(Extracted data entries)

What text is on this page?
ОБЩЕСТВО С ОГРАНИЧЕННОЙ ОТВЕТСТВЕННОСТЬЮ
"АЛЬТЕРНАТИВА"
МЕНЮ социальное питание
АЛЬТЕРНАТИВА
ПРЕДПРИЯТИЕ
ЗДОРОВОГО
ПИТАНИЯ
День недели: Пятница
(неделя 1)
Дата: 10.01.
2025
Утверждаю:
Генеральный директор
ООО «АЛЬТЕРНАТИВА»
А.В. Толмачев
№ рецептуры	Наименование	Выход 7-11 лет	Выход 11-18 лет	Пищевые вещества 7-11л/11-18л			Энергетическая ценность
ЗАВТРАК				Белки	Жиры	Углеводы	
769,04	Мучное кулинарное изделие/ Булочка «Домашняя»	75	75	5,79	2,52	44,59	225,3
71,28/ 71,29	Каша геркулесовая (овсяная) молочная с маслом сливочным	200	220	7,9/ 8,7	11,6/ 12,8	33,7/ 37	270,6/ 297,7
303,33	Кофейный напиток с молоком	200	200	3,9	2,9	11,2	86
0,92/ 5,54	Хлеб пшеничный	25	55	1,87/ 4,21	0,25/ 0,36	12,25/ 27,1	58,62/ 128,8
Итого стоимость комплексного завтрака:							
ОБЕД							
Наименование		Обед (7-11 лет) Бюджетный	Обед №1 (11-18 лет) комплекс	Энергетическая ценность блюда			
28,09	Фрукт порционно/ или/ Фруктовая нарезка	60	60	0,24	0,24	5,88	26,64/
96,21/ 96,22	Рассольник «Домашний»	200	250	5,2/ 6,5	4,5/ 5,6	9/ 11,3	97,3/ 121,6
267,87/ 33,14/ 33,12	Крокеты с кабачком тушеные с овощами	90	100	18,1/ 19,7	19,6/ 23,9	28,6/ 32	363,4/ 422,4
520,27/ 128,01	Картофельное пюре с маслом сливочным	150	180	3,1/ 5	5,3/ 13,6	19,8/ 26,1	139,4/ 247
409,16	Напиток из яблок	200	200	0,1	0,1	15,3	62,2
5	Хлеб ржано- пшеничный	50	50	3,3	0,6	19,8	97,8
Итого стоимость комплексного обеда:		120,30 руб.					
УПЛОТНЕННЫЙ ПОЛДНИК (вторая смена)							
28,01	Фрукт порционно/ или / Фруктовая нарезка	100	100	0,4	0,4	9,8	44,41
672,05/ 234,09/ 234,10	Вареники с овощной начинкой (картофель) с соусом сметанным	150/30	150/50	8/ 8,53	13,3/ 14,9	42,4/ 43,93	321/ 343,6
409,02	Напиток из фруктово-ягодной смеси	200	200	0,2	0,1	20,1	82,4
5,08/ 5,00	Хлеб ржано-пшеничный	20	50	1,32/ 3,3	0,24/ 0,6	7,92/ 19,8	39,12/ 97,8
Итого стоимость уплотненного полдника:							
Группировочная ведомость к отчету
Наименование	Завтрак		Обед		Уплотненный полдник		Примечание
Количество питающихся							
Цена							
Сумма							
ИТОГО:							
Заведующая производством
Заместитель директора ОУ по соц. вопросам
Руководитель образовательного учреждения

- _Exercise requirements_: Set down all of the records shown above once more, exactly.

- _Solved exercise_:
What text is on this page?
ОБЩЕСТВО С ОГРАНИЧЕННОЙ ОТВЕТСТВЕННОСТЬЮ
"АЛЬТЕРНАТИВА"
МЕНЮ социальное питание
АЛЬТЕРНАТИВА
ПРЕДПРИЯТИЕ
ЗДОРОВОГО
ПИТАНИЯ
День недели: Пятница
(неделя 1)
Дата: 10.01.
2025
Утверждаю:
Генеральный директор
ООО «АЛЬТЕРНАТИВА»
А.В. Толмачев
№ рецептуры	Наименование	Выход 7-11 лет	Выход 11-18 лет	Пищевые вещества 7-11л/11-18л			Энергетическая ценность
ЗАВТРАК				Белки	Жиры	Углеводы	
769,04	Мучное кулинарное изделие/ Булочка «Домашняя»	75	75	5,79	2,52	44,59	225,3
71,28/ 71,29	Каша геркулесовая (овсяная) молочная с маслом сливочным	200	220	7,9/ 8,7	11,6/ 12,8	33,7/ 37	270,6/ 297,7
303,33	Кофейный напиток с молоком	200	200	3,9	2,9	11,2	86
0,92/ 5,54	Хлеб пшеничный	25	55	1,87/ 4,21	0,25/ 0,36	12,25/ 27,1	58,62/ 128,8
Итого стоимость комплексного завтрака:							
ОБЕД							
Наименование		Обед (7-11 лет) Бюджетный	Обед №1 (11-18 лет) комплекс	Энергетическая ценность блюда			
28,09	Фрукт порционно/ или/ Фруктовая нарезка	60	60	0,24	0,24	5,88	26,64/
96,21/ 96,22	Рассольник «Домашний»	200	250	5,2/ 6,5	4,5/ 5,6	9/ 11,3	97,3/ 121,6
267,87/ 33,14/ 33,12	Крокеты с кабачком тушеные с овощами	90	100	18,1/ 19,7	19,6/ 23,9	28,6/ 32	363,4/ 422,4
520,27/ 128,01	Картофельное пюре с маслом сливочным	150	180	3,1/ 5	5,3/ 13,6	19,8/ 26,1	139,4/ 247
409,16	Напиток из яблок	200	200	0,1	0,1	15,3	62,2
5	Хлеб ржано- пшеничный	50	50	3,3	0,6	19,8	97,8
Итого стоимость комплексного обеда:		120,30 руб.					
УПЛОТНЕННЫЙ ПОЛДНИК (вторая смена)							
28,01	Фрукт порционно/ или / Фруктовая нарезка	100	100	0,4	0,4	9,8	44,41
672,05/ 234,09/ 234,10	Вареники с овощной начинкой (картофель) с соусом сметанным	150/30	150/50	8/ 8,53	13,3/ 14,9	42,4/ 43,93	321/ 343,6
409,02	Напиток из фруктово-ягодной смеси	200	200	0,2	0,1	20,1	82,4
5,08/ 5,00	Хлеб ржано-пшеничный	20	50	1,32/ 3,3	0,24/ 0,6	7,92/ 19,8	39,12/ 97,8
Итого стоимость уплотненного полдника:							
Группировочная ведомость к отчету
Наименование	Завтрак		Обед		Уплотненный полдник		Примечание
Количество питающихся							
Цена							
Сумма							
ИТОГО:							
Заведующая производством
Заместитель директора ОУ по соц. вопросам
Руководитель образовательного учреждения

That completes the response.